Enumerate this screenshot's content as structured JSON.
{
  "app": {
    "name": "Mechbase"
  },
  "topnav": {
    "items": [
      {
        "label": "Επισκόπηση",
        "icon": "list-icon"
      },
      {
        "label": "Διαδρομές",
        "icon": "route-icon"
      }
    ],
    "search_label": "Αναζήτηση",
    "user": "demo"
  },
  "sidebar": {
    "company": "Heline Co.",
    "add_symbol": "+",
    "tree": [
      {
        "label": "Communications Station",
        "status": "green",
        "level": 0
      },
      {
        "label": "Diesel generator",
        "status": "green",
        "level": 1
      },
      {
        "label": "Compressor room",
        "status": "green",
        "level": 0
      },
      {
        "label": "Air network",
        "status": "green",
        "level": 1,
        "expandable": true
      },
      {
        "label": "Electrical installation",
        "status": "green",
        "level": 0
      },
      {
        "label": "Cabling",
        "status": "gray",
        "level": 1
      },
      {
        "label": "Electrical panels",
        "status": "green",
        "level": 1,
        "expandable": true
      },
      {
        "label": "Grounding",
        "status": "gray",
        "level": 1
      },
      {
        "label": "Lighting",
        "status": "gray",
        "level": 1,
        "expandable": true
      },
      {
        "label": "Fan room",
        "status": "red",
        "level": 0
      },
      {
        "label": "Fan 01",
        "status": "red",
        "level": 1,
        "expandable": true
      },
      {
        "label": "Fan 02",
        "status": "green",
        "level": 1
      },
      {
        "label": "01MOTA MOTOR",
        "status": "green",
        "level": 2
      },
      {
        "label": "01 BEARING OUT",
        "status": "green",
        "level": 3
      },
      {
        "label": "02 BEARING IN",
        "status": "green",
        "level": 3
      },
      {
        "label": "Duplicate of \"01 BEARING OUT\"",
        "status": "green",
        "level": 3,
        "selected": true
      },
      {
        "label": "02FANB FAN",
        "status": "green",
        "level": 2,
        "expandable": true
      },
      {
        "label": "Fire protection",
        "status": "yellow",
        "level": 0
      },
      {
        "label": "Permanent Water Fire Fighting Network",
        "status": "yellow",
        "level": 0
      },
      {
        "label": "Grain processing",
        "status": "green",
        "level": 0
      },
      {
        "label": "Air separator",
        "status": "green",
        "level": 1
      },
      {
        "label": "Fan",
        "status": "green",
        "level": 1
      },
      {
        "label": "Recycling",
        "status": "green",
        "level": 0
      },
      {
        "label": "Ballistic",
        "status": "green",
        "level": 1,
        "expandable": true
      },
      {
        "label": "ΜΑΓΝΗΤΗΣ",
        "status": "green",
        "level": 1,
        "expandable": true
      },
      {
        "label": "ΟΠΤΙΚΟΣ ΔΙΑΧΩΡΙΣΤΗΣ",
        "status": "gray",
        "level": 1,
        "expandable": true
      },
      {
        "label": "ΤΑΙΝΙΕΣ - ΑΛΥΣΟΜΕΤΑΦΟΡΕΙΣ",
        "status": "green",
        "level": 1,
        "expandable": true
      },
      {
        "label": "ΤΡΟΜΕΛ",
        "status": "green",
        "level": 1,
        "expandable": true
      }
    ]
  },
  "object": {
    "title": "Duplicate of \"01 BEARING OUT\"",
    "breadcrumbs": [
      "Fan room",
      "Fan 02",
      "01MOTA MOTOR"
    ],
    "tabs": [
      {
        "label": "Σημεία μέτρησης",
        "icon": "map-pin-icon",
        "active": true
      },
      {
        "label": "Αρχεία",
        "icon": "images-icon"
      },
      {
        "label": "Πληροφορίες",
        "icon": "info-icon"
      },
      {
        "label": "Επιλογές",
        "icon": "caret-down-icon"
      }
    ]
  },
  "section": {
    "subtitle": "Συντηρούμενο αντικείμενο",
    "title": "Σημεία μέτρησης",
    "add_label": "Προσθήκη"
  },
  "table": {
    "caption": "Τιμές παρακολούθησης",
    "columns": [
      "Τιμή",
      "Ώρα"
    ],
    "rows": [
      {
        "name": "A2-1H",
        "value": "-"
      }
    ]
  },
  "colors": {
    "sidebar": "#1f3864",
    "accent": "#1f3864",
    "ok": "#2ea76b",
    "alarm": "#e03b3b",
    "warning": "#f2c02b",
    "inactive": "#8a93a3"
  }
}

────────

INSTRUCTION: Return all the data above once more, precisely as given.

WRITTEN SOLUTION:
Enumerate this screenshot's content as structured JSON.
{
  "app": {
    "name": "Mechbase"
  },
  "topnav": {
    "items": [
      {
        "label": "Επισκόπηση",
        "icon": "list-icon"
      },
      {
        "label": "Διαδρομές",
        "icon": "route-icon"
      }
    ],
    "search_label": "Αναζήτηση",
    "user": "demo"
  },
  "sidebar": {
    "company": "Heline Co.",
    "add_symbol": "+",
    "tree": [
      {
        "label": "Communications Station",
        "status": "green",
        "level": 0
      },
      {
        "label": "Diesel generator",
        "status": "green",
        "level": 1
      },
      {
        "label": "Compressor room",
        "status": "green",
        "level": 0
      },
      {
        "label": "Air network",
        "status": "green",
        "level": 1,
        "expandable": true
      },
      {
        "label": "Electrical installation",
        "status": "green",
        "level": 0
      },
      {
        "label": "Cabling",
        "status": "gray",
        "level": 1
      },
      {
        "label": "Electrical panels",
        "status": "green",
        "level": 1,
        "expandable": true
      },
      {
        "label": "Grounding",
        "status": "gray",
        "level": 1
      },
      {
        "label": "Lighting",
        "status": "gray",
        "level": 1,
        "expandable": true
      },
      {
        "label": "Fan room",
        "status": "red",
        "level": 0
      },
      {
        "label": "Fan 01",
        "status": "red",
        "level": 1,
        "expandable": true
      },
      {
        "label": "Fan 02",
        "status": "green",
        "level": 1
      },
      {
        "label": "01MOTA MOTOR",
        "status": "green",
        "level": 2
      },
      {
        "label": "01 BEARING OUT",
        "status": "green",
        "level": 3
      },
      {
        "label": "02 BEARING IN",
        "status": "green",
        "level": 3
      },
      {
        "label": "Duplicate of \"01 BEARING OUT\"",
        "status": "green",
        "level": 3,
        "selected": true
      },
      {
        "label": "02FANB FAN",
        "status": "green",
        "level": 2,
        "expandable": true
      },
      {
        "label": "Fire protection",
        "status": "yellow",
        "level": 0
      },
      {
        "label": "Permanent Water Fire Fighting Network",
        "status": "yellow",
        "level": 0
      },
      {
        "label": "Grain processing",
        "status": "green",
        "level": 0
      },
      {
        "label": "Air separator",
        "status": "green",
        "level": 1
      },
      {
        "label": "Fan",
        "status": "green",
        "level": 1
      },
      {
        "label": "Recycling",
        "status": "green",
        "level": 0
      },
      {
        "label": "Ballistic",
        "status": "green",
        "level": 1,
        "expandable": true
      },
      {
        "label": "ΜΑΓΝΗΤΗΣ",
        "status": "green",
        "level": 1,
        "expandable": true
      },
      {
        "label": "ΟΠΤΙΚΟΣ ΔΙΑΧΩΡΙΣΤΗΣ",
        "status": "gray",
        "level": 1,
        "expandable": true
      },
      {
        "label": "ΤΑΙΝΙΕΣ - ΑΛΥΣΟΜΕΤΑΦΟΡΕΙΣ",
        "status": "green",
        "level": 1,
        "expandable": true
      },
      {
        "label": "ΤΡΟΜΕΛ",
        "status": "green",
        "level": 1,
        "expandable": true
      }
    ]
  },
  "object": {
    "title": "Duplicate of \"01 BEARING OUT\"",
    "breadcrumbs": [
      "Fan room",
      "Fan 02",
      "01MOTA MOTOR"
    ],
    "tabs": [
      {
        "label": "Σημεία μέτρησης",
        "icon": "map-pin-icon",
        "active": true
      },
      {
        "label": "Αρχεία",
        "icon": "images-icon"
      },
      {
        "label": "Πληροφορίες",
        "icon": "info-icon"
      },
      {
        "label": "Επιλογές",
        "icon": "caret-down-icon"
      }
    ]
  },
  "section": {
    "subtitle": "Συντηρούμενο αντικείμενο",
    "title": "Σημεία μέτρησης",
    "add_label": "Προσθήκη"
  },
  "table": {
    "caption": "Τιμές παρακολούθησης",
    "columns": [
      "Τιμή",
      "Ώρα"
    ],
    "rows": [
      {
        "name": "A2-1H",
        "value": "-"
      }
    ]
  },
  "colors": {
    "sidebar": "#1f3864",
    "accent": "#1f3864",
    "ok": "#2ea76b",
    "alarm": "#e03b3b",
    "warning": "#f2c02b",
    "inactive": "#8a93a3"
  }
}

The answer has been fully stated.